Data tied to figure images
○ ○ ○ ○ ○
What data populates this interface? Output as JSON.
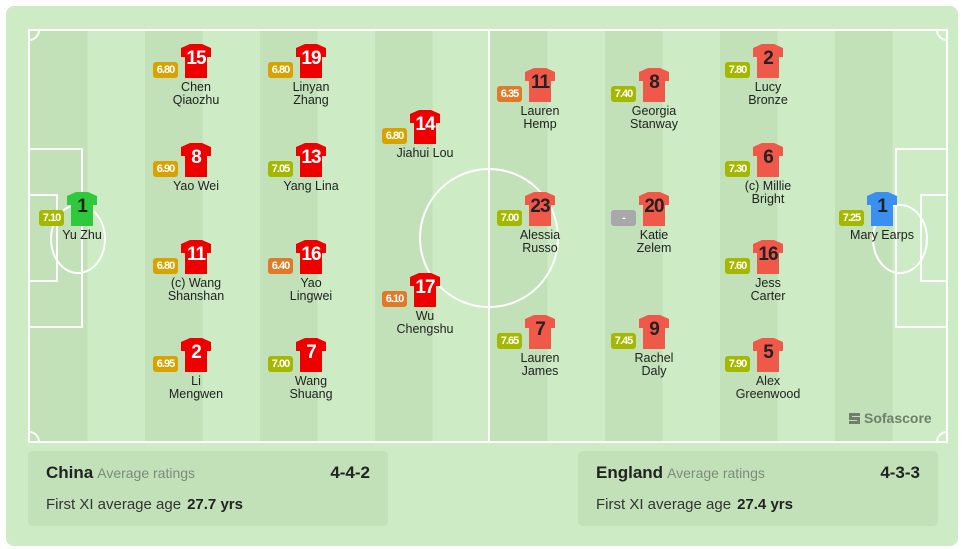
{
  "colors": {
    "china_shirt": "#ee0000",
    "china_gk": "#2ec93c",
    "england_shirt": "#f0584a",
    "england_gk": "#3b8ff0",
    "rating_high": "#a4b800",
    "rating_mid": "#d8a300",
    "rating_low": "#e07a2a",
    "rating_none": "#a8a8a8"
  },
  "home": {
    "team": "China",
    "avg_label": "Average ratings",
    "formation": "4-4-2",
    "age_label": "First XI average age",
    "age": "27.7 yrs",
    "players": [
      {
        "num": "1",
        "name": [
          "Yu Zhu"
        ],
        "rating": "7.10",
        "gk": true
      },
      {
        "num": "15",
        "name": [
          "Chen",
          "Qiaozhu"
        ],
        "rating": "6.80"
      },
      {
        "num": "8",
        "name": [
          "Yao Wei"
        ],
        "rating": "6.90"
      },
      {
        "num": "11",
        "name": [
          "(c) Wang",
          "Shanshan"
        ],
        "rating": "6.80"
      },
      {
        "num": "2",
        "name": [
          "Li",
          "Mengwen"
        ],
        "rating": "6.95"
      },
      {
        "num": "19",
        "name": [
          "Linyan",
          "Zhang"
        ],
        "rating": "6.80"
      },
      {
        "num": "13",
        "name": [
          "Yang Lina"
        ],
        "rating": "7.05"
      },
      {
        "num": "16",
        "name": [
          "Yao",
          "Lingwei"
        ],
        "rating": "6.40"
      },
      {
        "num": "7",
        "name": [
          "Wang",
          "Shuang"
        ],
        "rating": "7.00"
      },
      {
        "num": "14",
        "name": [
          "Jiahui Lou"
        ],
        "rating": "6.80"
      },
      {
        "num": "17",
        "name": [
          "Wu",
          "Chengshu"
        ],
        "rating": "6.10"
      }
    ]
  },
  "away": {
    "team": "England",
    "avg_label": "Average ratings",
    "formation": "4-3-3",
    "age_label": "First XI average age",
    "age": "27.4 yrs",
    "players": [
      {
        "num": "11",
        "name": [
          "Lauren",
          "Hemp"
        ],
        "rating": "6.35"
      },
      {
        "num": "23",
        "name": [
          "Alessia",
          "Russo"
        ],
        "rating": "7.00"
      },
      {
        "num": "7",
        "name": [
          "Lauren",
          "James"
        ],
        "rating": "7.65"
      },
      {
        "num": "8",
        "name": [
          "Georgia",
          "Stanway"
        ],
        "rating": "7.40"
      },
      {
        "num": "20",
        "name": [
          "Katie",
          "Zelem"
        ],
        "rating": "-"
      },
      {
        "num": "9",
        "name": [
          "Rachel",
          "Daly"
        ],
        "rating": "7.45"
      },
      {
        "num": "2",
        "name": [
          "Lucy",
          "Bronze"
        ],
        "rating": "7.80"
      },
      {
        "num": "6",
        "name": [
          "(c) Millie",
          "Bright"
        ],
        "rating": "7.30"
      },
      {
        "num": "16",
        "name": [
          "Jess",
          "Carter"
        ],
        "rating": "7.60"
      },
      {
        "num": "5",
        "name": [
          "Alex",
          "Greenwood"
        ],
        "rating": "7.90"
      },
      {
        "num": "1",
        "name": [
          "Mary Earps"
        ],
        "rating": "7.25",
        "gk": true
      }
    ]
  },
  "branding": "Sofascore"
}
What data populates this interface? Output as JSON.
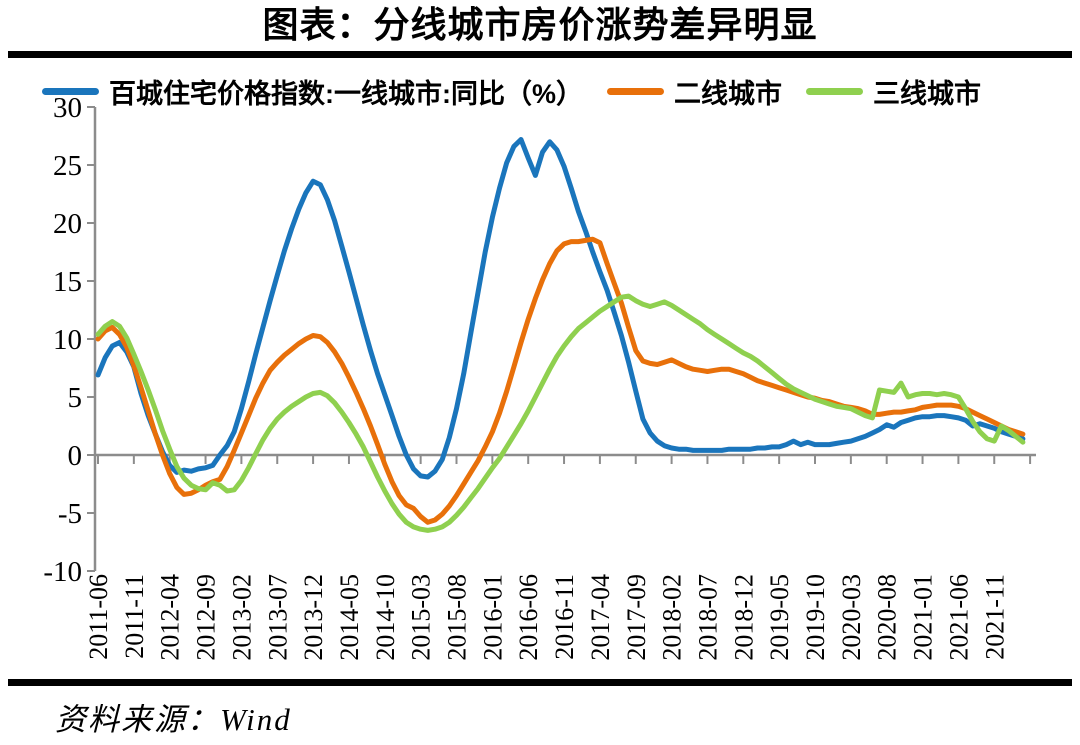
{
  "title": "图表：分线城市房价涨势差异明显",
  "source_note": "资料来源：Wind",
  "colors": {
    "tier1_blue": "#1a75bc",
    "tier2_orange": "#e8700a",
    "tier3_green": "#8fd04f",
    "axis_gray": "#8c8c8c",
    "text_black": "#000000"
  },
  "legend": {
    "items": [
      {
        "name": "tier1",
        "label": "百城住宅价格指数:一线城市:同比（%）",
        "color": "#1a75bc"
      },
      {
        "name": "tier2",
        "label": "二线城市",
        "color": "#e8700a"
      },
      {
        "name": "tier3",
        "label": "三线城市",
        "color": "#8fd04f"
      }
    ]
  },
  "chart_data": {
    "type": "line",
    "title": "图表：分线城市房价涨势差异明显",
    "xlabel": "",
    "ylabel": "",
    "unit": "%",
    "x_start": "2011-06",
    "x_frequency": "monthly",
    "x_tick_labels": [
      "2011-06",
      "2011-11",
      "2012-04",
      "2012-09",
      "2013-02",
      "2013-07",
      "2013-12",
      "2014-05",
      "2014-10",
      "2015-03",
      "2015-08",
      "2016-01",
      "2016-06",
      "2016-11",
      "2017-04",
      "2017-09",
      "2018-02",
      "2018-07",
      "2018-12",
      "2019-05",
      "2019-10",
      "2020-03",
      "2020-08",
      "2021-01",
      "2021-06",
      "2021-11"
    ],
    "y_ticks": [
      30,
      25,
      20,
      15,
      10,
      5,
      0,
      -5,
      -10
    ],
    "ylim": [
      -10,
      30
    ],
    "grid": "zero-line-only",
    "legend_position": "top",
    "series": [
      {
        "name": "百城住宅价格指数:一线城市:同比（%）",
        "color": "#1a75bc",
        "values": [
          6.9,
          8.4,
          9.4,
          9.7,
          8.9,
          7.6,
          5.3,
          3.4,
          1.8,
          0.3,
          -0.9,
          -1.5,
          -1.3,
          -1.4,
          -1.2,
          -1.1,
          -0.9,
          0.0,
          0.8,
          2.0,
          4.0,
          6.3,
          8.7,
          11.0,
          13.3,
          15.5,
          17.6,
          19.5,
          21.2,
          22.6,
          23.6,
          23.3,
          22.0,
          20.2,
          18.0,
          15.8,
          13.5,
          11.2,
          9.0,
          7.0,
          5.2,
          3.4,
          1.6,
          0.0,
          -1.2,
          -1.8,
          -1.9,
          -1.4,
          -0.4,
          1.5,
          4.0,
          7.0,
          10.5,
          14.0,
          17.5,
          20.5,
          23.0,
          25.2,
          26.6,
          27.2,
          25.6,
          24.1,
          26.1,
          27.0,
          26.3,
          24.9,
          23.0,
          21.0,
          19.3,
          17.5,
          15.8,
          14.2,
          12.3,
          10.3,
          8.0,
          5.5,
          3.1,
          1.9,
          1.2,
          0.8,
          0.6,
          0.5,
          0.5,
          0.4,
          0.4,
          0.4,
          0.4,
          0.4,
          0.5,
          0.5,
          0.5,
          0.5,
          0.6,
          0.6,
          0.7,
          0.7,
          0.9,
          1.2,
          0.9,
          1.1,
          0.9,
          0.9,
          0.9,
          1.0,
          1.1,
          1.2,
          1.4,
          1.6,
          1.9,
          2.2,
          2.6,
          2.4,
          2.8,
          3.0,
          3.2,
          3.3,
          3.3,
          3.4,
          3.4,
          3.3,
          3.2,
          3.0,
          2.5,
          2.7,
          2.5,
          2.3,
          2.0,
          1.8,
          1.6,
          1.4
        ]
      },
      {
        "name": "二线城市",
        "color": "#e8700a",
        "values": [
          10.0,
          10.7,
          11.0,
          10.4,
          9.3,
          7.7,
          5.8,
          3.8,
          1.8,
          0.0,
          -1.6,
          -2.8,
          -3.4,
          -3.3,
          -3.0,
          -2.6,
          -2.3,
          -2.1,
          -1.0,
          0.4,
          1.9,
          3.4,
          4.9,
          6.2,
          7.3,
          8.0,
          8.6,
          9.1,
          9.6,
          10.0,
          10.3,
          10.2,
          9.7,
          8.9,
          7.9,
          6.7,
          5.4,
          4.0,
          2.5,
          0.9,
          -0.8,
          -2.3,
          -3.5,
          -4.3,
          -4.6,
          -5.3,
          -5.8,
          -5.6,
          -5.1,
          -4.4,
          -3.5,
          -2.5,
          -1.5,
          -0.5,
          0.7,
          2.0,
          3.6,
          5.5,
          7.6,
          9.7,
          11.7,
          13.5,
          15.1,
          16.5,
          17.6,
          18.2,
          18.4,
          18.4,
          18.5,
          18.6,
          18.3,
          16.5,
          14.8,
          13.1,
          11.0,
          9.0,
          8.1,
          7.9,
          7.8,
          8.0,
          8.2,
          7.9,
          7.6,
          7.4,
          7.3,
          7.2,
          7.3,
          7.4,
          7.4,
          7.2,
          7.0,
          6.7,
          6.4,
          6.2,
          6.0,
          5.8,
          5.6,
          5.4,
          5.2,
          5.0,
          4.9,
          4.7,
          4.6,
          4.4,
          4.2,
          4.1,
          4.0,
          3.8,
          3.5,
          3.5,
          3.6,
          3.7,
          3.7,
          3.8,
          3.9,
          4.1,
          4.2,
          4.3,
          4.3,
          4.3,
          4.2,
          4.0,
          3.7,
          3.4,
          3.1,
          2.8,
          2.5,
          2.2,
          2.0,
          1.8
        ]
      },
      {
        "name": "三线城市",
        "color": "#8fd04f",
        "values": [
          10.4,
          11.1,
          11.5,
          11.1,
          10.1,
          8.7,
          7.2,
          5.6,
          3.9,
          2.1,
          0.5,
          -1.0,
          -2.0,
          -2.6,
          -2.9,
          -3.0,
          -2.4,
          -2.6,
          -3.1,
          -3.0,
          -2.2,
          -1.1,
          0.1,
          1.3,
          2.3,
          3.1,
          3.7,
          4.2,
          4.6,
          5.0,
          5.3,
          5.4,
          5.1,
          4.5,
          3.7,
          2.8,
          1.8,
          0.7,
          -0.6,
          -1.9,
          -3.1,
          -4.2,
          -5.1,
          -5.8,
          -6.2,
          -6.4,
          -6.5,
          -6.4,
          -6.2,
          -5.8,
          -5.2,
          -4.5,
          -3.7,
          -2.9,
          -2.0,
          -1.1,
          -0.3,
          0.7,
          1.7,
          2.7,
          3.8,
          5.0,
          6.2,
          7.4,
          8.5,
          9.4,
          10.2,
          10.9,
          11.4,
          11.9,
          12.4,
          12.8,
          13.2,
          13.6,
          13.7,
          13.3,
          13.0,
          12.8,
          13.0,
          13.2,
          12.9,
          12.5,
          12.1,
          11.7,
          11.3,
          10.8,
          10.4,
          10.0,
          9.6,
          9.2,
          8.8,
          8.5,
          8.1,
          7.6,
          7.1,
          6.6,
          6.1,
          5.7,
          5.4,
          5.1,
          4.8,
          4.6,
          4.4,
          4.2,
          4.1,
          4.0,
          3.7,
          3.4,
          3.2,
          5.6,
          5.5,
          5.4,
          6.2,
          5.0,
          5.2,
          5.3,
          5.3,
          5.2,
          5.3,
          5.2,
          5.0,
          4.0,
          2.9,
          2.0,
          1.4,
          1.2,
          2.5,
          2.1,
          1.6,
          1.1
        ]
      }
    ]
  }
}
○ ○ ○ ○ ○
Task directions:
Search the records for the word "一线城市" and copy every line where it occurs.

Correct answer:
        "label": "百城住宅价格指数:一线城市:同比（%）",
        "name": "百城住宅价格指数:一线城市:同比（%）",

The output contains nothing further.